### TASK
Among the lines of this listing, determine how many contain the string "solid". Answer with the number only.

### DATA SECTION
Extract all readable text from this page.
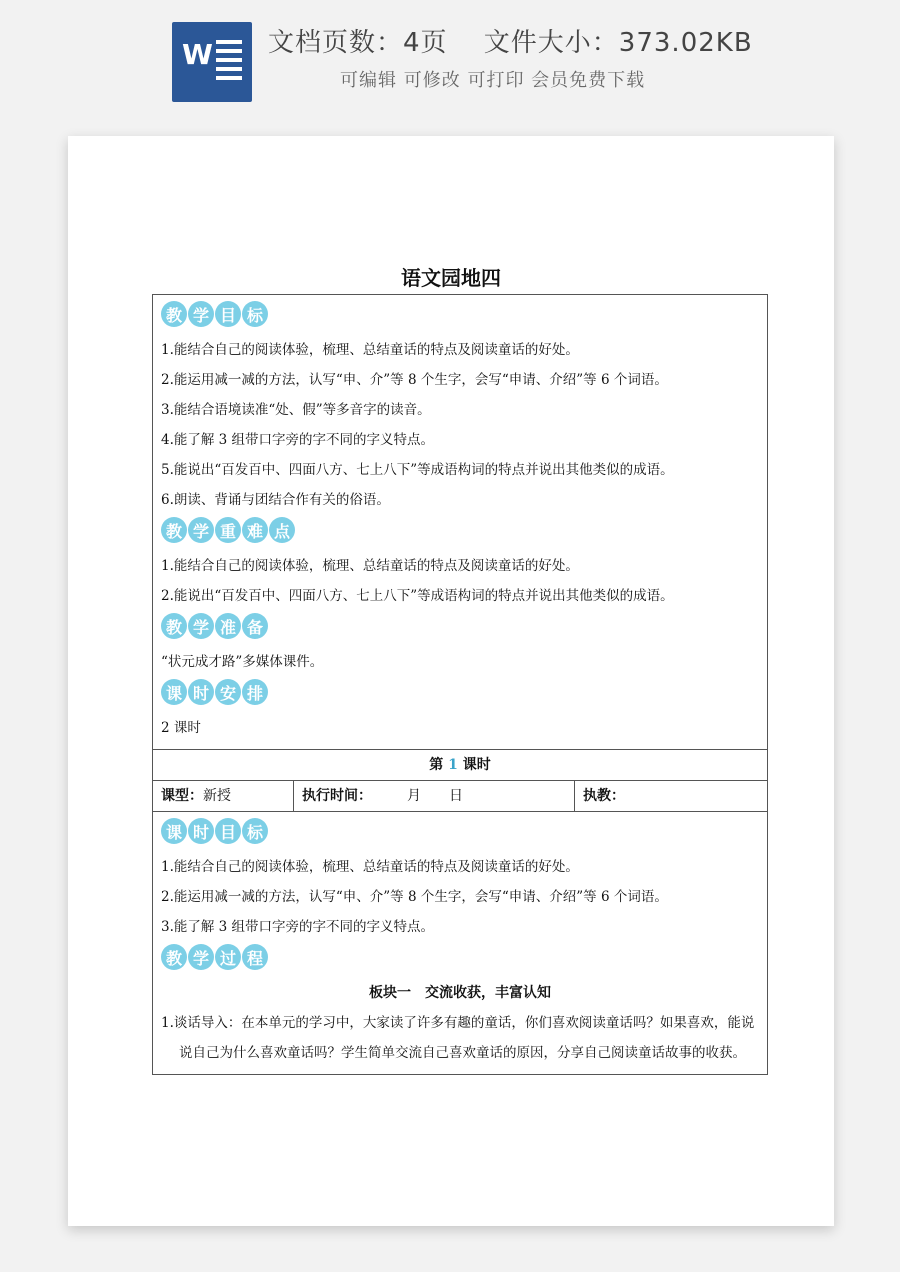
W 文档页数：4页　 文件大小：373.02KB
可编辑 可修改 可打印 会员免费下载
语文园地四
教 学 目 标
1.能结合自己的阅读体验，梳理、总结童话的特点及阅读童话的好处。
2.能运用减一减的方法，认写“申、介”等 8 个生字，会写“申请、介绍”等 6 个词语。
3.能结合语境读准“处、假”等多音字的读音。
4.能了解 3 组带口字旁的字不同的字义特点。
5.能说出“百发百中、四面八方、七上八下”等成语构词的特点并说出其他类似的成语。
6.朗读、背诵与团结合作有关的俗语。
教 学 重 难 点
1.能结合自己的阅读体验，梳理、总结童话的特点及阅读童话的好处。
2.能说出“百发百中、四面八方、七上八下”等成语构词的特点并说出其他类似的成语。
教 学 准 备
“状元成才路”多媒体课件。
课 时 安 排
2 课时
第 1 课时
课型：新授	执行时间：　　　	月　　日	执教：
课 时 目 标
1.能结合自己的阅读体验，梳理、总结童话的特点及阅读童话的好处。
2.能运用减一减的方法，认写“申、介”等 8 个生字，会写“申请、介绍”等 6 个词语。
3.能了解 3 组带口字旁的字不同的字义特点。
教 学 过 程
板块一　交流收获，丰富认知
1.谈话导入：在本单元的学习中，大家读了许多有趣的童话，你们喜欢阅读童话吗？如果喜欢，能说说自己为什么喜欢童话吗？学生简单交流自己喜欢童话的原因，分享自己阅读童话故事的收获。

---

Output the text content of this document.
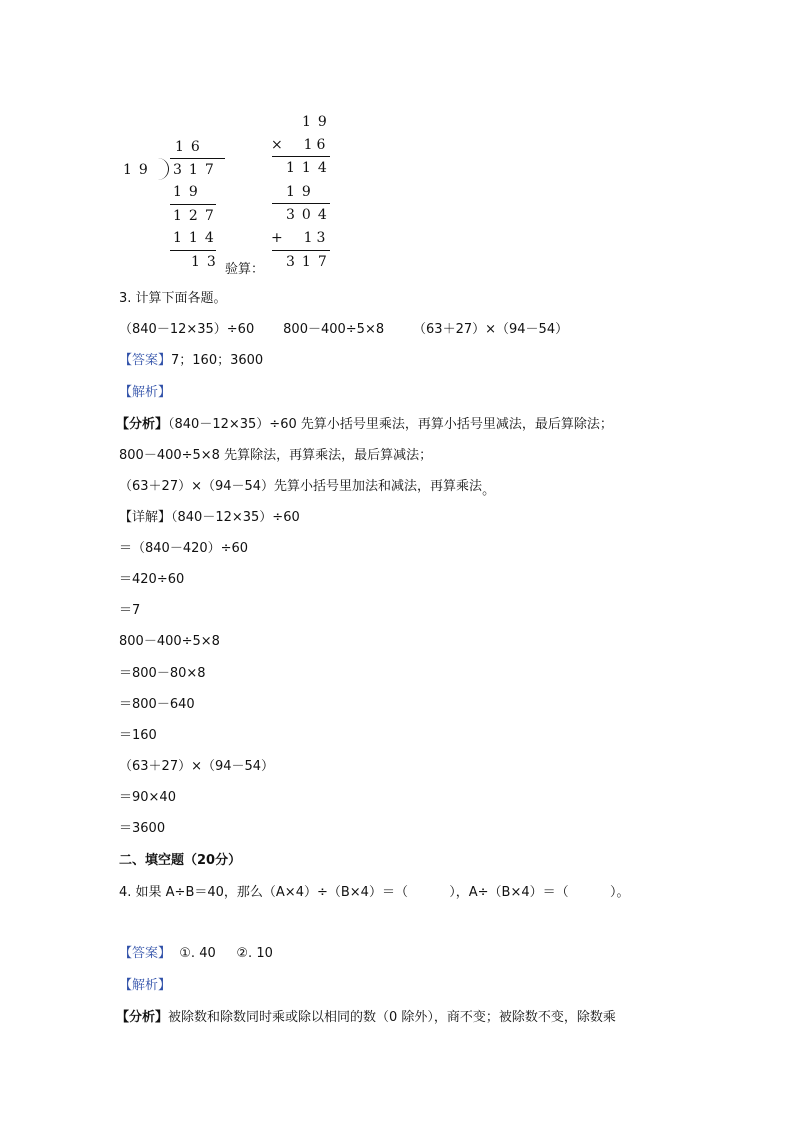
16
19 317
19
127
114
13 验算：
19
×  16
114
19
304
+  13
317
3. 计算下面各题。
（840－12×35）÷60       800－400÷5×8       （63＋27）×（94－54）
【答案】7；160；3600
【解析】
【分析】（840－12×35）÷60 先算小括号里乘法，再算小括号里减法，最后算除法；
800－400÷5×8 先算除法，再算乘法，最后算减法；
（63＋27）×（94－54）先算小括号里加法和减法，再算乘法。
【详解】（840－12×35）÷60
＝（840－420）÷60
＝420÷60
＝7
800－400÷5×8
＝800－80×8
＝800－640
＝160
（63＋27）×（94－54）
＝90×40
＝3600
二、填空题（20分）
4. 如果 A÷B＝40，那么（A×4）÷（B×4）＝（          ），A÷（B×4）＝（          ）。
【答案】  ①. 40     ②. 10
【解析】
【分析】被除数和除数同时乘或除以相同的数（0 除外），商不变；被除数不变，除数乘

...

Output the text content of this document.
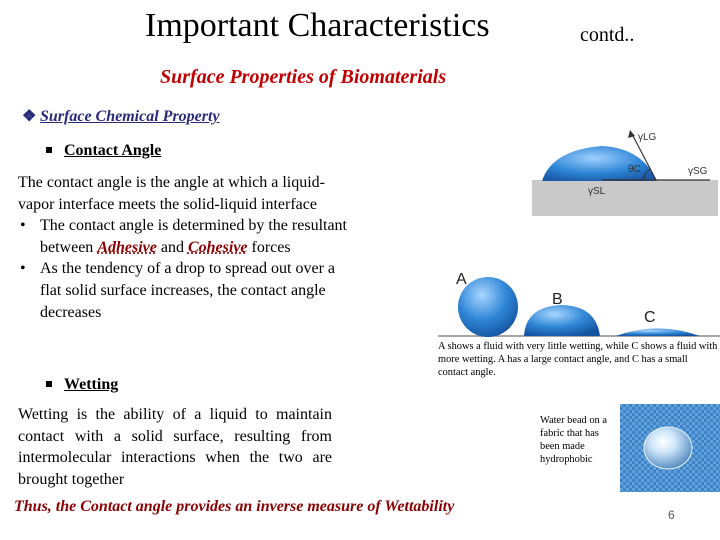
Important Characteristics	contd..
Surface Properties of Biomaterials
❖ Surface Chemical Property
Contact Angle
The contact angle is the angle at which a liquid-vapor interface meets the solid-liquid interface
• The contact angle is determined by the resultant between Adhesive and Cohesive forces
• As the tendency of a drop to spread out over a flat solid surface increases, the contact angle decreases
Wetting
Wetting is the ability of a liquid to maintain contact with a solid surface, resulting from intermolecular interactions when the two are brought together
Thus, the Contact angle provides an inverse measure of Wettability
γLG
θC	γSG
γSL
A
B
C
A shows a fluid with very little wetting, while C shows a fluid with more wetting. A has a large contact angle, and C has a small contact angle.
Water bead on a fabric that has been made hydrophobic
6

### SOLUTION TO THE PROBLEM
3